> Work to do
Print all entries word for word.

☆ ☆ ☆ ☆

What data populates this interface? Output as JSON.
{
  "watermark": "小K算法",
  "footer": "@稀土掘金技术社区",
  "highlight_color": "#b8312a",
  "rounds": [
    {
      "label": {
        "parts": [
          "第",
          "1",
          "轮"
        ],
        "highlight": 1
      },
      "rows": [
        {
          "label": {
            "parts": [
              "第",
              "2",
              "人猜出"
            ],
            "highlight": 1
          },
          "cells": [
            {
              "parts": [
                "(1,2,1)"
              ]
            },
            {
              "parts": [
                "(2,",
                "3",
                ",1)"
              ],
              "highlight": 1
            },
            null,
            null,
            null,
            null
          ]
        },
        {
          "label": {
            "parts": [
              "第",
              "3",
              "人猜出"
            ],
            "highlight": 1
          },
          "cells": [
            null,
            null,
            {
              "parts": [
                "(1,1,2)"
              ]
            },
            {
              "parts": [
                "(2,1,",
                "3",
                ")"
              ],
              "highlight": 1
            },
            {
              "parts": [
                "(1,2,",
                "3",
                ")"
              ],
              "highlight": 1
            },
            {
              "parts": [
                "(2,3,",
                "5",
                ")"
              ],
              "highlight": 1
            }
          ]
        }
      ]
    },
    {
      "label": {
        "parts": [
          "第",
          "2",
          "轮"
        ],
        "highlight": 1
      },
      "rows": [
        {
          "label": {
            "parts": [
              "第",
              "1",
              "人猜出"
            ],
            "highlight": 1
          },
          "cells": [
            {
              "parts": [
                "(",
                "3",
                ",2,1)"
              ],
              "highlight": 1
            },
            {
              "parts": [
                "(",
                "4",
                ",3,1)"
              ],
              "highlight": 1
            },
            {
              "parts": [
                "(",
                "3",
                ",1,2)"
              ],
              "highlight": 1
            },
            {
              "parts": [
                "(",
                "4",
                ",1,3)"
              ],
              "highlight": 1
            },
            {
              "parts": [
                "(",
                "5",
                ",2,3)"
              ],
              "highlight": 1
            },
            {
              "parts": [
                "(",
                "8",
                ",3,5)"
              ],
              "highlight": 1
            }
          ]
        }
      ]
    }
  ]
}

☆ ☆ ☆ ☆

> Result of this exercise
What data populates this interface? Output as JSON.
{
  "watermark": "小K算法",
  "footer": "@稀土掘金技术社区",
  "highlight_color": "#b8312a",
  "rounds": [
    {
      "label": {
        "parts": [
          "第",
          "1",
          "轮"
        ],
        "highlight": 1
      },
      "rows": [
        {
          "label": {
            "parts": [
              "第",
              "2",
              "人猜出"
            ],
            "highlight": 1
          },
          "cells": [
            {
              "parts": [
                "(1,2,1)"
              ]
            },
            {
              "parts": [
                "(2,",
                "3",
                ",1)"
              ],
              "highlight": 1
            },
            null,
            null,
            null,
            null
          ]
        },
        {
          "label": {
            "parts": [
              "第",
              "3",
              "人猜出"
            ],
            "highlight": 1
          },
          "cells": [
            null,
            null,
            {
              "parts": [
                "(1,1,2)"
              ]
            },
            {
              "parts": [
                "(2,1,",
                "3",
                ")"
              ],
              "highlight": 1
            },
            {
              "parts": [
                "(1,2,",
                "3",
                ")"
              ],
              "highlight": 1
            },
            {
              "parts": [
                "(2,3,",
                "5",
                ")"
              ],
              "highlight": 1
            }
          ]
        }
      ]
    },
    {
      "label": {
        "parts": [
          "第",
          "2",
          "轮"
        ],
        "highlight": 1
      },
      "rows": [
        {
          "label": {
            "parts": [
              "第",
              "1",
              "人猜出"
            ],
            "highlight": 1
          },
          "cells": [
            {
              "parts": [
                "(",
                "3",
                ",2,1)"
              ],
              "highlight": 1
            },
            {
              "parts": [
                "(",
                "4",
                ",3,1)"
              ],
              "highlight": 1
            },
            {
              "parts": [
                "(",
                "3",
                ",1,2)"
              ],
              "highlight": 1
            },
            {
              "parts": [
                "(",
                "4",
                ",1,3)"
              ],
              "highlight": 1
            },
            {
              "parts": [
                "(",
                "5",
                ",2,3)"
              ],
              "highlight": 1
            },
            {
              "parts": [
                "(",
                "8",
                ",3,5)"
              ],
              "highlight": 1
            }
          ]
        }
      ]
    }
  ]
}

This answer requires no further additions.